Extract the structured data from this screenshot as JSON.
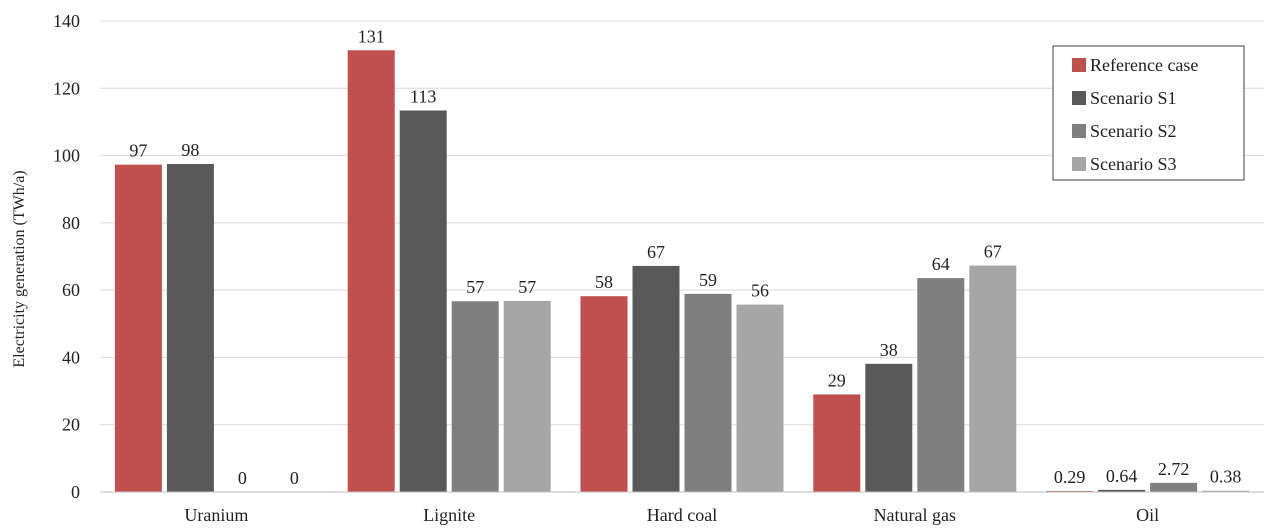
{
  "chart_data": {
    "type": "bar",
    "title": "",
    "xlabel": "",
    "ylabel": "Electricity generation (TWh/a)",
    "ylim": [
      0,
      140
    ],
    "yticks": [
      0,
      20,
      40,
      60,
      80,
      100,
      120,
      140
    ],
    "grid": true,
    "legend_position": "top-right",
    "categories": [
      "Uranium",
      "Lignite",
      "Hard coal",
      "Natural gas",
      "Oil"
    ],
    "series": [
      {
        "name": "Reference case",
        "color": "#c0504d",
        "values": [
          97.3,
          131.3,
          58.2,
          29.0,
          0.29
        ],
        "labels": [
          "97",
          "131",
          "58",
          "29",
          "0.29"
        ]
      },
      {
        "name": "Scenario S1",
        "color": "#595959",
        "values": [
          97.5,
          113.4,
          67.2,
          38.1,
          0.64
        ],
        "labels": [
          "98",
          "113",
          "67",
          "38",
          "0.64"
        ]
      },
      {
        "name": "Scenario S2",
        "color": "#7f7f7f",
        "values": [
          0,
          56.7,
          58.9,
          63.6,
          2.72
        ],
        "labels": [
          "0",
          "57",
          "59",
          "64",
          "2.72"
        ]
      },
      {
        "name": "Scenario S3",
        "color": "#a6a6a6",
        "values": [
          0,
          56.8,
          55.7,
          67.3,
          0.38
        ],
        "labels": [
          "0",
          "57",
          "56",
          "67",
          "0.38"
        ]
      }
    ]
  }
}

• Required task
Repeat each entry exactly as given; no pictures belong in the copy.

• Answer to this problem
Extract the structured data from this screenshot as JSON.
{
  "chart_data": {
    "type": "bar",
    "title": "",
    "xlabel": "",
    "ylabel": "Electricity generation (TWh/a)",
    "ylim": [
      0,
      140
    ],
    "yticks": [
      0,
      20,
      40,
      60,
      80,
      100,
      120,
      140
    ],
    "grid": true,
    "legend_position": "top-right",
    "categories": [
      "Uranium",
      "Lignite",
      "Hard coal",
      "Natural gas",
      "Oil"
    ],
    "series": [
      {
        "name": "Reference case",
        "color": "#c0504d",
        "values": [
          97.3,
          131.3,
          58.2,
          29.0,
          0.29
        ],
        "labels": [
          "97",
          "131",
          "58",
          "29",
          "0.29"
        ]
      },
      {
        "name": "Scenario S1",
        "color": "#595959",
        "values": [
          97.5,
          113.4,
          67.2,
          38.1,
          0.64
        ],
        "labels": [
          "98",
          "113",
          "67",
          "38",
          "0.64"
        ]
      },
      {
        "name": "Scenario S2",
        "color": "#7f7f7f",
        "values": [
          0,
          56.7,
          58.9,
          63.6,
          2.72
        ],
        "labels": [
          "0",
          "57",
          "59",
          "64",
          "2.72"
        ]
      },
      {
        "name": "Scenario S3",
        "color": "#a6a6a6",
        "values": [
          0,
          56.8,
          55.7,
          67.3,
          0.38
        ],
        "labels": [
          "0",
          "57",
          "56",
          "67",
          "0.38"
        ]
      }
    ]
  }
}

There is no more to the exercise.